__Work instructions__
Locate every line below that contains the word "JSON" and copy it.

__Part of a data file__

##############################

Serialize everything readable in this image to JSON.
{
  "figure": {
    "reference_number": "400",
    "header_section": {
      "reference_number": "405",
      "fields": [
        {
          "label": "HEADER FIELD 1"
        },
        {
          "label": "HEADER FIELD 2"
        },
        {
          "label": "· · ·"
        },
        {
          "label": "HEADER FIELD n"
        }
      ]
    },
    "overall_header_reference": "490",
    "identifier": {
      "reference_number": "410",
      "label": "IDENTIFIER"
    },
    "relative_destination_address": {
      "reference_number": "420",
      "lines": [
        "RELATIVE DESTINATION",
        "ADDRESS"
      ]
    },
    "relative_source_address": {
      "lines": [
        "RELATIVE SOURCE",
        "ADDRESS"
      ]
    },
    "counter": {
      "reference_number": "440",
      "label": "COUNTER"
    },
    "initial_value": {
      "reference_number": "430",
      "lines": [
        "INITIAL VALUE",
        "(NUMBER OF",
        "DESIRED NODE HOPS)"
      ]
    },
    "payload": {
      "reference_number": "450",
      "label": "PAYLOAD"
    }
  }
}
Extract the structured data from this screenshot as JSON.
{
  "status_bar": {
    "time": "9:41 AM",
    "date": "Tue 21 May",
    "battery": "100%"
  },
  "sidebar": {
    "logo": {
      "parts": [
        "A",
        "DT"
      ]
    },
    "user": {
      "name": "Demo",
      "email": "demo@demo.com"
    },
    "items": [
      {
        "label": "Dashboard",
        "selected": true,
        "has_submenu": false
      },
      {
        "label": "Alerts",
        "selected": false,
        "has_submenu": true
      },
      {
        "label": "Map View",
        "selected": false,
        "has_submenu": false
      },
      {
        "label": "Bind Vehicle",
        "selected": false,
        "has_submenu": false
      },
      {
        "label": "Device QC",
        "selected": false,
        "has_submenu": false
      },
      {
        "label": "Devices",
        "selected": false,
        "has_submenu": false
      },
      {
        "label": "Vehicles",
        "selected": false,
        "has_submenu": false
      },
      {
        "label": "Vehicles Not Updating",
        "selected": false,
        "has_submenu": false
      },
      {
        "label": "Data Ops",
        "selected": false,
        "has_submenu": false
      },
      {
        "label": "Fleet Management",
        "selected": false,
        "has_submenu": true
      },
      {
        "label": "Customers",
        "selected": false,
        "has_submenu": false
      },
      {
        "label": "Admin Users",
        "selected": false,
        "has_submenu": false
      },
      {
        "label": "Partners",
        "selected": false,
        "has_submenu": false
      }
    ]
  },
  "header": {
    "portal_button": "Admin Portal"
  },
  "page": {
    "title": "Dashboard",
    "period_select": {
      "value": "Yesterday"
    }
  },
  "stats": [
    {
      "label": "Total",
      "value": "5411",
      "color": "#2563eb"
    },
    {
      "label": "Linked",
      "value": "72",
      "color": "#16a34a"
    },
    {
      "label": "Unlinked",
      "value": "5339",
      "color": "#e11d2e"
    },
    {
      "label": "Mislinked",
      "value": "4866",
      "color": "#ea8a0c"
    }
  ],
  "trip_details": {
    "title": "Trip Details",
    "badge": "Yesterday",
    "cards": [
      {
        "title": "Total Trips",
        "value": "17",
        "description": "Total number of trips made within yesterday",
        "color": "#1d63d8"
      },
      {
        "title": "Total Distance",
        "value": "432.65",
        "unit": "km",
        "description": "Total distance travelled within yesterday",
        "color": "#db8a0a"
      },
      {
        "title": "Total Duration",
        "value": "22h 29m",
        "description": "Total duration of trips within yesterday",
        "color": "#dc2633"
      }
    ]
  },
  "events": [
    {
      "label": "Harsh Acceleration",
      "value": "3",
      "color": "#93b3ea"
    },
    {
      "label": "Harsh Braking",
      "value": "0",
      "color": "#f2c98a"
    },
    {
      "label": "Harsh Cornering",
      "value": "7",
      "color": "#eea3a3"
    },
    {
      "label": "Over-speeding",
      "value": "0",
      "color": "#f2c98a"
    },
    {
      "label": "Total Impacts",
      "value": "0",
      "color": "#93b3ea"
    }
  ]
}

##############################

__Result of the task__
Serialize everything readable in this image to JSON.
Extract the structured data from this screenshot as JSON.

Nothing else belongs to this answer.